Data excerpts
* * * *

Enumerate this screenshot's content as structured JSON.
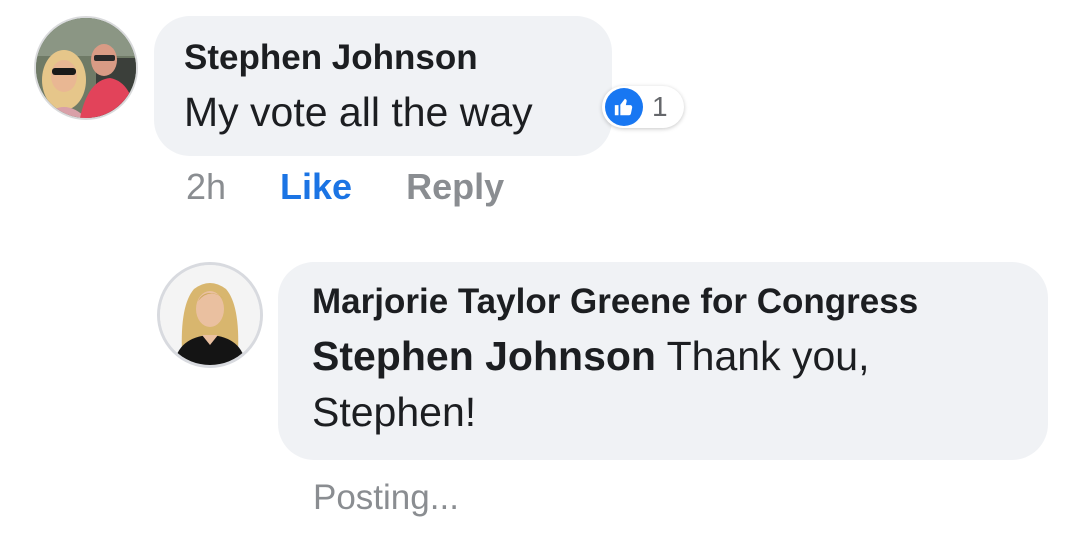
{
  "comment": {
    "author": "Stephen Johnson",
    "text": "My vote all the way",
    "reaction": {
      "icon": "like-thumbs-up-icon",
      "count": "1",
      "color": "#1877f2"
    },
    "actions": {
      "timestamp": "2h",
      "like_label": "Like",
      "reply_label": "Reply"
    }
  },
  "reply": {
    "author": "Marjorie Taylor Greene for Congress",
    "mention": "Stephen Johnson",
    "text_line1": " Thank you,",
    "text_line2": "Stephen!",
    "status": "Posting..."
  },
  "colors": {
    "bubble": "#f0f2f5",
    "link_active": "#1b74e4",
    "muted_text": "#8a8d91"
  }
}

* * * *

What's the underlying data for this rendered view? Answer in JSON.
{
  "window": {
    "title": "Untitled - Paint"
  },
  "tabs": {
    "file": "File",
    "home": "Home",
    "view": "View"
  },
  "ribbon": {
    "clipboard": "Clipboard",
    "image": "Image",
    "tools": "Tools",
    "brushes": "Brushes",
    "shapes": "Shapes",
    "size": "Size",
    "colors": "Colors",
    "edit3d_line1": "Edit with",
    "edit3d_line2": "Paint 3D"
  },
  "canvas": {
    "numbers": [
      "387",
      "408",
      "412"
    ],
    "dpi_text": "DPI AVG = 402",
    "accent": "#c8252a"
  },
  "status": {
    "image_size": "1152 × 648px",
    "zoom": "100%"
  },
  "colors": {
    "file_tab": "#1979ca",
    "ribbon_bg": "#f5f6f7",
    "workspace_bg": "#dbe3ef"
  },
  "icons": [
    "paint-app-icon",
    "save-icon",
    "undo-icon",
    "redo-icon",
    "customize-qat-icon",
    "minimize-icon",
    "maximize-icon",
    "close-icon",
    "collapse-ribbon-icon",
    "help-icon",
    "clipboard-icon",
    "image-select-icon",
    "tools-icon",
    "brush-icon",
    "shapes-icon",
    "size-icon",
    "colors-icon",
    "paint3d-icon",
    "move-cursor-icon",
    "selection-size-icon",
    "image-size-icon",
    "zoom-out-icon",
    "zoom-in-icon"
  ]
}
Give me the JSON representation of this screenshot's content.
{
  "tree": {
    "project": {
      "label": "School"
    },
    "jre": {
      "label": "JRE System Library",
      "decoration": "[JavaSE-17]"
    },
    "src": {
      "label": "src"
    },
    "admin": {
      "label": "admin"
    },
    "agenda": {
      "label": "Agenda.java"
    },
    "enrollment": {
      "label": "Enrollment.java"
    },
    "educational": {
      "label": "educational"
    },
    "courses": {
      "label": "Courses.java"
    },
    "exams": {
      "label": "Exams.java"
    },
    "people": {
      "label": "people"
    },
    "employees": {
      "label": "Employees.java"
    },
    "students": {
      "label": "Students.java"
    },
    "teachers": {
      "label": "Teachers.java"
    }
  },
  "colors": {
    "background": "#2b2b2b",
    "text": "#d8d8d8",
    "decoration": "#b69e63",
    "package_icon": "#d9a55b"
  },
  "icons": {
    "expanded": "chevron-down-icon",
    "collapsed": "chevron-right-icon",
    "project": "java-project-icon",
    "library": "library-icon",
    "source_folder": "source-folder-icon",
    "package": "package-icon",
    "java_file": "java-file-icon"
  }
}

* * * *

WHAT NEEDS TO BE DONE
Scan the data above; copy every line where "chevron" appears.

EXPECTED ANSWER
    "expanded": "chevron-down-icon",
    "collapsed": "chevron-right-icon",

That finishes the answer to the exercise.